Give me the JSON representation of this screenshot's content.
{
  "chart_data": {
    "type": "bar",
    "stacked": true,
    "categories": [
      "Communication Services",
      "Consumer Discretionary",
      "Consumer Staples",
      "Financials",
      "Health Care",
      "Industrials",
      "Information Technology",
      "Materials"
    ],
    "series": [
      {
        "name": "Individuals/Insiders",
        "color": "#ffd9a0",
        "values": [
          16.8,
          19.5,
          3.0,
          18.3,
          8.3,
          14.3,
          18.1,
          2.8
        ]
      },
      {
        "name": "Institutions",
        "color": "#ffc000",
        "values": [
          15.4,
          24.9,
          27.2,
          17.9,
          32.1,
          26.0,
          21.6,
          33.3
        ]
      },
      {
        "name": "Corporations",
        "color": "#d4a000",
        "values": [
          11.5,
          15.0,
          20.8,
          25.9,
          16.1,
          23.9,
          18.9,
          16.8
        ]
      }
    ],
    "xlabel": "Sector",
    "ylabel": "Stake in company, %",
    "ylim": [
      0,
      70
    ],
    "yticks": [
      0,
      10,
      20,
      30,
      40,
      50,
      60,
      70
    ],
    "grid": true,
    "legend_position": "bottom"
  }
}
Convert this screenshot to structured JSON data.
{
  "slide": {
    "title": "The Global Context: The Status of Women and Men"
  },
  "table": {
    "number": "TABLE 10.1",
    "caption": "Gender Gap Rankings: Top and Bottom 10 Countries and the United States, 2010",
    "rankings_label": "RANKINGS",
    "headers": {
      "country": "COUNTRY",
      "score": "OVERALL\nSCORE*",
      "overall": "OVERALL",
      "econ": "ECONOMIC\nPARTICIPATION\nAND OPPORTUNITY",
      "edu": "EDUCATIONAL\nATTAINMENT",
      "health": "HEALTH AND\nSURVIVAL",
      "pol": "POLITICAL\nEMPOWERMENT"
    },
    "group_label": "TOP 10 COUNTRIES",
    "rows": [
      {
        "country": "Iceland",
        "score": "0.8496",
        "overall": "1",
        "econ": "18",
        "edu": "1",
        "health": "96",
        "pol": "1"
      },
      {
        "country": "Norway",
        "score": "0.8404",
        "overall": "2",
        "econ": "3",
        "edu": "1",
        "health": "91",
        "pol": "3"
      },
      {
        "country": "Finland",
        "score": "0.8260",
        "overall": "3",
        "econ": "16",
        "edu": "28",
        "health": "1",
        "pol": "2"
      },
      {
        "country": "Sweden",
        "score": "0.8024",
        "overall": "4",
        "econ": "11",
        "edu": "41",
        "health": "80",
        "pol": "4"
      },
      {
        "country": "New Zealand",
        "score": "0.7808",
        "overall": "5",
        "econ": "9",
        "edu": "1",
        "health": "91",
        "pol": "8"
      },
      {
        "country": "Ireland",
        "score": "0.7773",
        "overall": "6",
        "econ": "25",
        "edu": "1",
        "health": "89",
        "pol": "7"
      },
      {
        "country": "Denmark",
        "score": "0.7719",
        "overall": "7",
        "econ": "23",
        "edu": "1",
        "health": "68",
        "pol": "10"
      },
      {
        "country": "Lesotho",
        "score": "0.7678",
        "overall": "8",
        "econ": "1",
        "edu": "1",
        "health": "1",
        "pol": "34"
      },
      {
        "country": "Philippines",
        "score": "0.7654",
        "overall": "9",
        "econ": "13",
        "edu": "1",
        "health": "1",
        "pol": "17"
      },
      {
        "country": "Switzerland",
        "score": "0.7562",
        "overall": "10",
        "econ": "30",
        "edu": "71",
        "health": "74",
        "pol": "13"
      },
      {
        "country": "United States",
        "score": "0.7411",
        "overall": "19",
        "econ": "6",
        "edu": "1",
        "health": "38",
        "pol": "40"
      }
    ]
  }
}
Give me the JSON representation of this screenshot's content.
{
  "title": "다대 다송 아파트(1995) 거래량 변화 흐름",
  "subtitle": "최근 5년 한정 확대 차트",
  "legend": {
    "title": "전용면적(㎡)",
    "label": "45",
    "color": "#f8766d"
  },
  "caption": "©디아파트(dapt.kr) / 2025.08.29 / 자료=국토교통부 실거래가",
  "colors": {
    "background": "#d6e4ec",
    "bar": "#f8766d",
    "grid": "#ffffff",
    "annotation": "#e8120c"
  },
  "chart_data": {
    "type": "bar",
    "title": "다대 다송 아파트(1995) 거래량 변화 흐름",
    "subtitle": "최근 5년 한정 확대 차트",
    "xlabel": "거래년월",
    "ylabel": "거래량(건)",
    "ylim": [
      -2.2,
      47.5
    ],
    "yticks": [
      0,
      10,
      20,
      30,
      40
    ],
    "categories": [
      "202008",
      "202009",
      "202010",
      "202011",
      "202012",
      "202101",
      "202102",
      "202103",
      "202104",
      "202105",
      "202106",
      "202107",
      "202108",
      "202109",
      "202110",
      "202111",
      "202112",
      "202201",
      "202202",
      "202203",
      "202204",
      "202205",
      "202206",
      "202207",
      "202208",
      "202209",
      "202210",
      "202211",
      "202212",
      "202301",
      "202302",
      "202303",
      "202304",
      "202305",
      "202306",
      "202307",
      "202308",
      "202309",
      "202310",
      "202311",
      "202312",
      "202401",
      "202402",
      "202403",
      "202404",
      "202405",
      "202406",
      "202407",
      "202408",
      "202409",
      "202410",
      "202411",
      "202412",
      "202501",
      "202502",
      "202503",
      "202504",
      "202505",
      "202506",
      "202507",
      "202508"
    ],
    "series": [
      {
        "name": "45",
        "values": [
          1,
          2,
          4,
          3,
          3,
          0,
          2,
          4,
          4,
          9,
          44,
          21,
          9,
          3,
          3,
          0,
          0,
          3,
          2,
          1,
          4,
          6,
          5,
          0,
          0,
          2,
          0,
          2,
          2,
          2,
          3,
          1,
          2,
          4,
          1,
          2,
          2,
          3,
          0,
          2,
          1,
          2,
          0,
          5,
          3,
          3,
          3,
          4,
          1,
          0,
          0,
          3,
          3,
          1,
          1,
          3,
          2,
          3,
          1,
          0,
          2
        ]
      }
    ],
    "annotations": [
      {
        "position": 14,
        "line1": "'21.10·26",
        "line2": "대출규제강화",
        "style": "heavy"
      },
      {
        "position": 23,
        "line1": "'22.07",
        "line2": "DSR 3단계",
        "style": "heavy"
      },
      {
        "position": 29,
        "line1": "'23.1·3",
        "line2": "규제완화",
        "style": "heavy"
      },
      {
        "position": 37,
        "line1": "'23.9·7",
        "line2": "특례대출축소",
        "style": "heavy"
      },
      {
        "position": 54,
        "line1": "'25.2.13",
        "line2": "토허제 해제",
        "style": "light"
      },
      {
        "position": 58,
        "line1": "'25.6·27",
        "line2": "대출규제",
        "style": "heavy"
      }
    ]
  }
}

§ **What you are asked to do**: Pick out, from the lines above, every one that contains the string "subtitle".

§ **Task result**:
  "subtitle": "최근 5년 한정 확대 차트",
    "subtitle": "최근 5년 한정 확대 차트",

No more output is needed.